JOB: Extract, from the records beneath this instruction, each line that contains the word "angle".

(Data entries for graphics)
········
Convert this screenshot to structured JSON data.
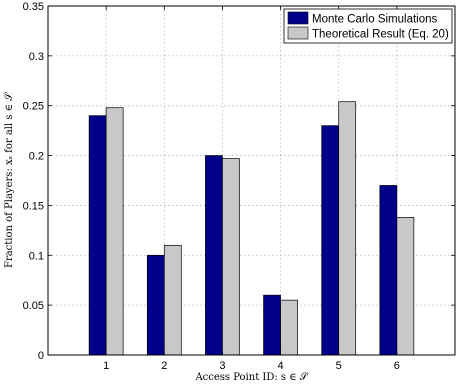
{
  "chart_data": {
    "type": "bar",
    "categories": [
      "1",
      "2",
      "3",
      "4",
      "5",
      "6"
    ],
    "series": [
      {
        "name": "Monte Carlo Simulations",
        "values": [
          0.24,
          0.1,
          0.2,
          0.06,
          0.23,
          0.17
        ],
        "color": "#00008b"
      },
      {
        "name": "Theoretical Result (Eq. 20)",
        "values": [
          0.248,
          0.11,
          0.197,
          0.055,
          0.254,
          0.138
        ],
        "color": "#c8c8c8"
      }
    ],
    "xlabel": "Access Point ID: s ∈ 𝒮",
    "ylabel": "Fraction of Players: xₛ for all s ∈ 𝒮",
    "ylim": [
      0,
      0.35
    ],
    "yticks": [
      "0",
      "0.05",
      "0.1",
      "0.15",
      "0.2",
      "0.25",
      "0.3",
      "0.35"
    ],
    "ytick_values": [
      0,
      0.05,
      0.1,
      0.15,
      0.2,
      0.25,
      0.3,
      0.35
    ],
    "grid": true,
    "legend_position": "top-right"
  }
}
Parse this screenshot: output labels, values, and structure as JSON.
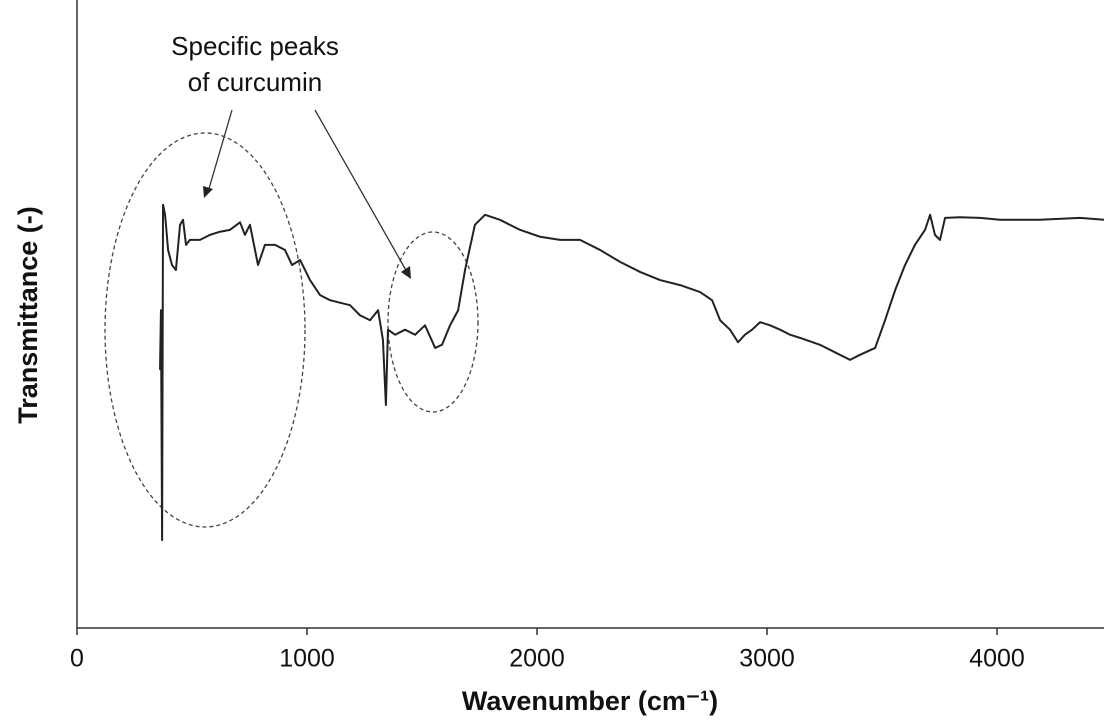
{
  "chart_data": {
    "type": "line",
    "xlabel": "Wavenumber (cm⁻¹)",
    "ylabel": "Transmittance (-)",
    "annotation": [
      "Specific peaks",
      "of curcumin"
    ],
    "xlim": [
      0,
      4465
    ],
    "xticks": [
      0,
      1000,
      2000,
      3000,
      4000
    ],
    "ylim": [
      0,
      100
    ],
    "series": [
      {
        "color": "#222222",
        "x": [
          361,
          365,
          370,
          374,
          383,
          396,
          413,
          430,
          448,
          461,
          474,
          491,
          535,
          578,
          622,
          665,
          709,
          730,
          752,
          787,
          817,
          861,
          904,
          935,
          970,
          1013,
          1057,
          1100,
          1143,
          1187,
          1230,
          1274,
          1309,
          1330,
          1343,
          1352,
          1383,
          1426,
          1470,
          1513,
          1557,
          1587,
          1622,
          1657,
          1687,
          1730,
          1774,
          1839,
          1926,
          2013,
          2100,
          2187,
          2274,
          2361,
          2448,
          2535,
          2622,
          2709,
          2761,
          2796,
          2839,
          2874,
          2904,
          2935,
          2970,
          3013,
          3057,
          3100,
          3143,
          3230,
          3317,
          3361,
          3404,
          3470,
          3513,
          3557,
          3600,
          3643,
          3687,
          3709,
          3730,
          3752,
          3774,
          3839,
          3926,
          4013,
          4187,
          4361,
          4465
        ],
        "values": [
          41.1,
          50.6,
          14.0,
          67.4,
          65.8,
          60.2,
          57.8,
          57.0,
          64.2,
          65.0,
          61.0,
          61.8,
          61.8,
          62.6,
          63.1,
          63.4,
          64.6,
          62.6,
          64.2,
          57.8,
          61.0,
          61.0,
          60.2,
          57.8,
          58.6,
          55.4,
          53.0,
          52.2,
          51.8,
          51.4,
          49.8,
          49.0,
          50.6,
          45.9,
          35.5,
          47.5,
          46.7,
          47.5,
          46.7,
          48.2,
          44.6,
          45.1,
          48.2,
          50.6,
          57.0,
          64.2,
          65.8,
          65.0,
          63.4,
          62.3,
          61.8,
          61.8,
          60.2,
          58.3,
          56.7,
          55.4,
          54.6,
          53.5,
          52.2,
          49.0,
          47.5,
          45.5,
          46.7,
          47.5,
          48.7,
          48.2,
          47.5,
          46.7,
          46.2,
          45.1,
          43.5,
          42.7,
          43.5,
          44.6,
          49.0,
          53.8,
          57.8,
          61.0,
          63.4,
          65.8,
          62.6,
          61.8,
          65.3,
          65.4,
          65.3,
          65.0,
          65.0,
          65.3,
          65.0
        ]
      }
    ]
  }
}
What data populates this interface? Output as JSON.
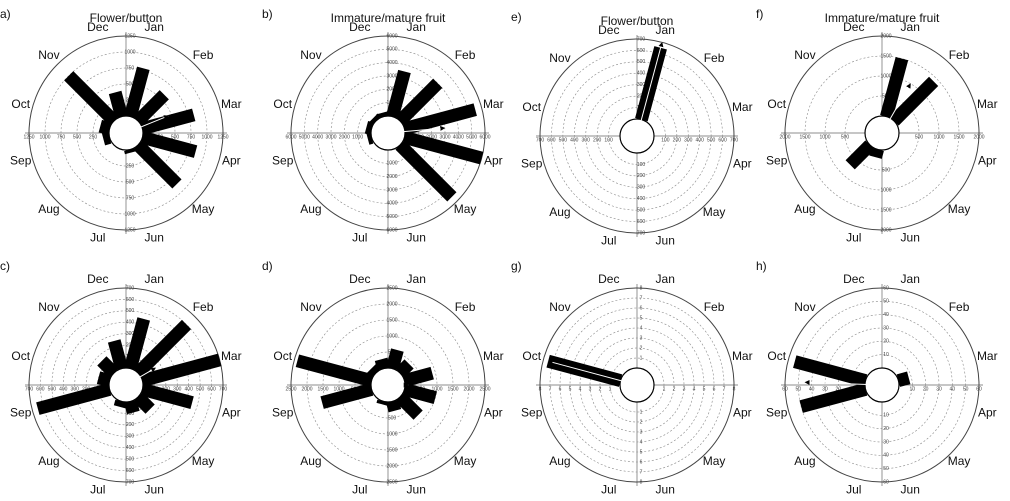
{
  "chart_data": [
    {
      "type": "rose",
      "label": "a)",
      "title": "Flower/button",
      "categories": [
        "Jan",
        "Feb",
        "Mar",
        "Apr",
        "May",
        "Jun",
        "Jul",
        "Aug",
        "Sep",
        "Oct",
        "Nov",
        "Dec"
      ],
      "values": [
        780,
        580,
        830,
        860,
        860,
        50,
        0,
        0,
        100,
        150,
        1000,
        390
      ],
      "rlim": [
        0,
        1250
      ],
      "rticks": [
        250,
        500,
        750,
        1000,
        1250
      ],
      "mean_vector": {
        "angle": 68,
        "value": 450
      },
      "color": "#000000"
    },
    {
      "type": "rose",
      "label": "b)",
      "title": "Immature/mature fruit",
      "categories": [
        "Jan",
        "Feb",
        "Mar",
        "Apr",
        "May",
        "Jun",
        "Jul",
        "Aug",
        "Sep",
        "Oct",
        "Nov",
        "Dec"
      ],
      "values": [
        3500,
        4000,
        5500,
        6000,
        5500,
        0,
        0,
        0,
        300,
        400,
        300,
        300
      ],
      "rlim": [
        0,
        6000
      ],
      "rticks": [
        1000,
        2000,
        3000,
        4000,
        5000,
        6000
      ],
      "mean_vector": {
        "angle": 85,
        "value": 3000
      },
      "color": "#000000"
    },
    {
      "type": "rose",
      "label": "c)",
      "categories": [
        "Jan",
        "Feb",
        "Mar",
        "Apr",
        "May",
        "Jun",
        "Jul",
        "Aug",
        "Sep",
        "Oct",
        "Nov",
        "Dec"
      ],
      "values": [
        450,
        600,
        700,
        450,
        150,
        100,
        50,
        0,
        650,
        100,
        150,
        250
      ],
      "rlim": [
        0,
        700
      ],
      "rticks": [
        100,
        200,
        300,
        400,
        500,
        600,
        700
      ],
      "mean_vector": {
        "angle": 60,
        "value": 150
      },
      "color": "#000000"
    },
    {
      "type": "rose",
      "label": "d)",
      "categories": [
        "Jan",
        "Feb",
        "Mar",
        "Apr",
        "May",
        "Jun",
        "Jul",
        "Aug",
        "Sep",
        "Oct",
        "Nov",
        "Dec"
      ],
      "values": [
        600,
        400,
        900,
        1000,
        800,
        300,
        100,
        0,
        1600,
        2400,
        200,
        300
      ],
      "rlim": [
        0,
        2500
      ],
      "rticks": [
        500,
        1000,
        1500,
        2000,
        2500
      ],
      "mean_vector": {
        "angle": 90,
        "value": 100
      },
      "color": "#000000"
    },
    {
      "type": "rose",
      "label": "e)",
      "title": "Flower/button",
      "categories": [
        "Jan",
        "Feb",
        "Mar",
        "Apr",
        "May",
        "Jun",
        "Jul",
        "Aug",
        "Sep",
        "Oct",
        "Nov",
        "Dec"
      ],
      "values": [
        650,
        0,
        0,
        0,
        0,
        0,
        0,
        0,
        0,
        0,
        0,
        0
      ],
      "rlim": [
        0,
        700
      ],
      "rticks": [
        100,
        200,
        300,
        400,
        500,
        600,
        700
      ],
      "mean_vector": {
        "angle": 15,
        "value": 700
      },
      "color": "#000000"
    },
    {
      "type": "rose",
      "label": "f)",
      "title": "Immature/mature fruit",
      "categories": [
        "Jan",
        "Feb",
        "Mar",
        "Apr",
        "May",
        "Jun",
        "Jul",
        "Aug",
        "Sep",
        "Oct",
        "Nov",
        "Dec"
      ],
      "values": [
        1500,
        1400,
        0,
        0,
        0,
        0,
        200,
        700,
        0,
        0,
        0,
        0
      ],
      "rlim": [
        0,
        2000
      ],
      "rticks": [
        500,
        1000,
        1500,
        2000
      ],
      "mean_vector": {
        "angle": 30,
        "value": 1000
      },
      "color": "#000000"
    },
    {
      "type": "rose",
      "label": "g)",
      "categories": [
        "Jan",
        "Feb",
        "Mar",
        "Apr",
        "May",
        "Jun",
        "Jul",
        "Aug",
        "Sep",
        "Oct",
        "Nov",
        "Dec"
      ],
      "values": [
        0,
        0,
        0,
        0,
        0,
        0,
        0,
        0,
        0,
        7.5,
        0,
        0
      ],
      "rlim": [
        0,
        8
      ],
      "rticks": [
        1,
        2,
        3,
        4,
        5,
        6,
        7,
        8
      ],
      "mean_vector": {
        "angle": 285,
        "value": 7.5
      },
      "color": "#000000"
    },
    {
      "type": "rose",
      "label": "h)",
      "categories": [
        "Jan",
        "Feb",
        "Mar",
        "Apr",
        "May",
        "Jun",
        "Jul",
        "Aug",
        "Sep",
        "Oct",
        "Nov",
        "Dec"
      ],
      "values": [
        0,
        0,
        8,
        0,
        0,
        0,
        0,
        0,
        50,
        55,
        0,
        0
      ],
      "rlim": [
        0,
        60
      ],
      "rticks": [
        10,
        20,
        30,
        40,
        50,
        60
      ],
      "mean_vector": {
        "angle": 272,
        "value": 45
      },
      "color": "#000000"
    }
  ]
}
········
OUTPUT OF THE TASK:
        "angle": 68,
        "angle": 85,
        "angle": 60,
        "angle": 90,
        "angle": 15,
        "angle": 30,
        "angle": 285,
        "angle": 272,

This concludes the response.